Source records
◆ ◆ ◆
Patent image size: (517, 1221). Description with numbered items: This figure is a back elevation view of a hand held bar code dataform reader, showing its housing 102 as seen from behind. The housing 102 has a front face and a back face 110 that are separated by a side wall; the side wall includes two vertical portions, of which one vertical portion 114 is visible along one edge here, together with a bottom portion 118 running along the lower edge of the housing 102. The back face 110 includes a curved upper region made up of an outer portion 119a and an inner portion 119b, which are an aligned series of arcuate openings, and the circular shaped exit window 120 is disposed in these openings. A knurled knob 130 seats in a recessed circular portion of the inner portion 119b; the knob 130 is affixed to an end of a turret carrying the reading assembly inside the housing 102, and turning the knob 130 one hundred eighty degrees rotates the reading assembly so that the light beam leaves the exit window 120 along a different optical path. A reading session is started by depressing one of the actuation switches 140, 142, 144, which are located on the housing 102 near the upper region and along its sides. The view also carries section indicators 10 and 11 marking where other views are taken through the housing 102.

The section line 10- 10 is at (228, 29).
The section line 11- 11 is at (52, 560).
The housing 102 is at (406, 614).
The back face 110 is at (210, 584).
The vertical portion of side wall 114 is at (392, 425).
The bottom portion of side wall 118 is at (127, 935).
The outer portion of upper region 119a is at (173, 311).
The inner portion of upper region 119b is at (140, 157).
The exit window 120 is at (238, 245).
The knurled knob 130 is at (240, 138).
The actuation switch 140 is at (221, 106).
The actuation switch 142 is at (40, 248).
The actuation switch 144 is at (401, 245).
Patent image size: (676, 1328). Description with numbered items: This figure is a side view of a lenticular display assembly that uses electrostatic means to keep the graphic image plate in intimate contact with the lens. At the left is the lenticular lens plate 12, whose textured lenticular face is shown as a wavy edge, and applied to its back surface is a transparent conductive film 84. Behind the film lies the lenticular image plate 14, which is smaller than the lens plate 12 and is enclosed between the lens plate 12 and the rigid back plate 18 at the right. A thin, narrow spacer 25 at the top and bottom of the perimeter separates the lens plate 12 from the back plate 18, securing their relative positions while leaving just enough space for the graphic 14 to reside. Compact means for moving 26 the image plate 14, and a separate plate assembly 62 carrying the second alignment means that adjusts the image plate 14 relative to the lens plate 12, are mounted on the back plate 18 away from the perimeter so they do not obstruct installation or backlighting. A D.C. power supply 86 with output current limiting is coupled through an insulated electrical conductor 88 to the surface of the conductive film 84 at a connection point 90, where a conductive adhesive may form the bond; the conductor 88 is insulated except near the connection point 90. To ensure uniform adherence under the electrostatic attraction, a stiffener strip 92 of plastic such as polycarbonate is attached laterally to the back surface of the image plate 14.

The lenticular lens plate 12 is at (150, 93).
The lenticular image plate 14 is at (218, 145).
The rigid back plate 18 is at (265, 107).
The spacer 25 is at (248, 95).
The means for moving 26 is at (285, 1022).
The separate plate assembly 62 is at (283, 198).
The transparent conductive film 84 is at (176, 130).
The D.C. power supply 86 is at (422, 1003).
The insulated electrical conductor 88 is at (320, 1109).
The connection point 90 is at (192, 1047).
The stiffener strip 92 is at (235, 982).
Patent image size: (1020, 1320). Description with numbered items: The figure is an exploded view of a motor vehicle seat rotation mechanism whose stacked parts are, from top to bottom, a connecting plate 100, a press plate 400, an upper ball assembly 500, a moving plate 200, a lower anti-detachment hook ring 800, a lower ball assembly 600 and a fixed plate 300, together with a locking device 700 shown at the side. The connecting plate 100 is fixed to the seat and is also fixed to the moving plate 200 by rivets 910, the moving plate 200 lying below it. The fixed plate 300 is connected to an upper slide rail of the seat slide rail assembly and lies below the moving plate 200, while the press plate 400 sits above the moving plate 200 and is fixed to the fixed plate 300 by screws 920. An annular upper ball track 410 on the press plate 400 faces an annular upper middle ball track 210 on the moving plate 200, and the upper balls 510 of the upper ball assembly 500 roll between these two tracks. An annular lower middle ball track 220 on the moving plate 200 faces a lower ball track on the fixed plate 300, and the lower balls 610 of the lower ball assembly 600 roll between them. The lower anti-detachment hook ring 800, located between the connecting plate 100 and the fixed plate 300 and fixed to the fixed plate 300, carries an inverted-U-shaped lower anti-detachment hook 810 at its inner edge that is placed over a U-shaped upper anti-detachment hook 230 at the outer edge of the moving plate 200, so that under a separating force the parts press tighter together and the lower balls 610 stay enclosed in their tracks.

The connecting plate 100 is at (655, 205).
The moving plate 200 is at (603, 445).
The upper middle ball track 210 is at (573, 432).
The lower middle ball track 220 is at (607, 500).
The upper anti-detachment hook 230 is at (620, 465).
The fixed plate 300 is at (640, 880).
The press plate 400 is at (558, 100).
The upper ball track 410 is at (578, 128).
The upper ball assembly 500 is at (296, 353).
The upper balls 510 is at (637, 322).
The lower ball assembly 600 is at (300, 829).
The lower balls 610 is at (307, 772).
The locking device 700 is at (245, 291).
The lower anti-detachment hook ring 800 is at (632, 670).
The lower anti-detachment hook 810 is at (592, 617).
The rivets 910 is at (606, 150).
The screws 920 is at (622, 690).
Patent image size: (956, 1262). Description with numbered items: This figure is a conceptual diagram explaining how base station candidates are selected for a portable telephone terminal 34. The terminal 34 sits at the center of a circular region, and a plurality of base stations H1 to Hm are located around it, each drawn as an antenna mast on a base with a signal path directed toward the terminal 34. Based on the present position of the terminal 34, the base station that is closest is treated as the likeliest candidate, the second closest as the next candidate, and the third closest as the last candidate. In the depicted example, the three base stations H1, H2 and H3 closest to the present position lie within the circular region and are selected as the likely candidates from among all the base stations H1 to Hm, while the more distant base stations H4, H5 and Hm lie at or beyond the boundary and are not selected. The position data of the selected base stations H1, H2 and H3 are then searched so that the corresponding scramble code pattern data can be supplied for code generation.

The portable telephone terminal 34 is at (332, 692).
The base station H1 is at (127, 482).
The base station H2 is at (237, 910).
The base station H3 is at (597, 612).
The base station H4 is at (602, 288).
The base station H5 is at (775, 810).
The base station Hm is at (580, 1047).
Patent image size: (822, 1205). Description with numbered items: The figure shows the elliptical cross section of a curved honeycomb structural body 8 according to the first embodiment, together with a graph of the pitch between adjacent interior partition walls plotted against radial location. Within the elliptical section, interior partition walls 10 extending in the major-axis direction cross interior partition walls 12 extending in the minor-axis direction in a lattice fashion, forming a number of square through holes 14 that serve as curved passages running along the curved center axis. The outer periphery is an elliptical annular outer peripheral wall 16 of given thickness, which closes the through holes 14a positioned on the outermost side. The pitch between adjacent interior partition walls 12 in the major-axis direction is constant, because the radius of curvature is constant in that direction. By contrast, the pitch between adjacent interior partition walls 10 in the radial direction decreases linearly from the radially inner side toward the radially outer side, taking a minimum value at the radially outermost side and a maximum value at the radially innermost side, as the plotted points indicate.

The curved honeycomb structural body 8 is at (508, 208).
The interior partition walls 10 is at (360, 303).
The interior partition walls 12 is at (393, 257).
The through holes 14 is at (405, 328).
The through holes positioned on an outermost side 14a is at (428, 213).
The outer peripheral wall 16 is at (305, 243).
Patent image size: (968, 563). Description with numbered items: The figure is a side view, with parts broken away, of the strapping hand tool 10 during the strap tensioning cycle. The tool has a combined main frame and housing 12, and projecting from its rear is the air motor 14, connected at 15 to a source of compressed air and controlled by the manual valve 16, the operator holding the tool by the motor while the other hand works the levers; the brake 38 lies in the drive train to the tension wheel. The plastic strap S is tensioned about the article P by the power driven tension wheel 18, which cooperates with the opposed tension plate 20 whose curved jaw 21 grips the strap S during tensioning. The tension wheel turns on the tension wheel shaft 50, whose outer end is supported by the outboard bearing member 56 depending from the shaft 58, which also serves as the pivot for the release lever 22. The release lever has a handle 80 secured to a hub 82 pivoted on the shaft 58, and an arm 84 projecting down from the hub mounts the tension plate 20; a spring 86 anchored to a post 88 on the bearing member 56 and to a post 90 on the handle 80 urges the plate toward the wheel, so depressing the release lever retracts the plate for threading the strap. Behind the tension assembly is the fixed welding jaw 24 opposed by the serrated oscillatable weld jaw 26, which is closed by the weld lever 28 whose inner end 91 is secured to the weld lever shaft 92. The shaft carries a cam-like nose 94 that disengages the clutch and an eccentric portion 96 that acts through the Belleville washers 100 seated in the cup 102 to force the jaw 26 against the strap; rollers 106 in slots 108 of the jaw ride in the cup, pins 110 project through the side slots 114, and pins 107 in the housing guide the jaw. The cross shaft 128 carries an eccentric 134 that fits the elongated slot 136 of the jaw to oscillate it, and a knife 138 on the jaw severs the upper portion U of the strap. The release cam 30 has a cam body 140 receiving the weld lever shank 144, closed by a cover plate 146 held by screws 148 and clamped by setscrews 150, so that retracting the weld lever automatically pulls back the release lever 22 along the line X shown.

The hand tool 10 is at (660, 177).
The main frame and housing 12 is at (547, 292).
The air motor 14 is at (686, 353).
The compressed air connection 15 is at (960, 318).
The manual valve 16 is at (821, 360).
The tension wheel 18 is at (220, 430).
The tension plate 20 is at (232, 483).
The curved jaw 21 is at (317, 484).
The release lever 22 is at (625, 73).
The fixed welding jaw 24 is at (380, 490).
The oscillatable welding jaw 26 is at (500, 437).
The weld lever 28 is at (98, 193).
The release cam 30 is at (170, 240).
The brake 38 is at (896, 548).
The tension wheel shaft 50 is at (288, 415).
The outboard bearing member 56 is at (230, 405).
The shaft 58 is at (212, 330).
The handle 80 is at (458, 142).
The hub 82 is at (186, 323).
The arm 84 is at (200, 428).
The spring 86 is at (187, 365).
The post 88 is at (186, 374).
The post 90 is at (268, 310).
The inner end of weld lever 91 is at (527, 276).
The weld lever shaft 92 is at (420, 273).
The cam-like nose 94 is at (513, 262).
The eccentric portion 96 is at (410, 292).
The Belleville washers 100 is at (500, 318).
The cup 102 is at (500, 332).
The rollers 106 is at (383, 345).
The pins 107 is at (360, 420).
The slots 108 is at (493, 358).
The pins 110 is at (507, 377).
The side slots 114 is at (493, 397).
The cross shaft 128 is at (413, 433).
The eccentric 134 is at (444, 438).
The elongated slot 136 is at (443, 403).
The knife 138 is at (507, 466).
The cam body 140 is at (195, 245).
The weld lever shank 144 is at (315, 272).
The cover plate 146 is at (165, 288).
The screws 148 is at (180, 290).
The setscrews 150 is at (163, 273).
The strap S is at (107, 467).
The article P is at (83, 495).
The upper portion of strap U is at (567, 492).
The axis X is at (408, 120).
◆ ◆ ◆
* [What the task asks]: Rewrite the listing lines from the one containing "Patent image size: (822, 1205)." through the one containing "The interior partition walls 10", inclusive, changing "elliptical" to "oval" and keeping everything else unchanged.

* [Completed exercise]:
Patent image size: (822, 1205). Description with numbered items: The figure shows the oval cross section of a curved honeycomb structural body 8 according to the first embodiment, together with a graph of the pitch between adjacent interior partition walls plotted against radial location. Within the oval section, interior partition walls 10 extending in the major-axis direction cross interior partition walls 12 extending in the minor-axis direction in a lattice fashion, forming a number of square through holes 14 that serve as curved passages running along the curved center axis. The outer periphery is an oval annular outer peripheral wall 16 of given thickness, which closes the through holes 14a positioned on the outermost side. The pitch between adjacent interior partition walls 12 in the major-axis direction is constant, because the radius of curvature is constant in that direction. By contrast, the pitch between adjacent interior partition walls 10 in the radial direction decreases linearly from the radially inner side toward the radially outer side, taking a minimum value at the radially outermost side and a maximum value at the radially innermost side, as the plotted points indicate.

The curved honeycomb structural body 8 is at (508, 208).
The interior partition walls 10 is at (360, 303).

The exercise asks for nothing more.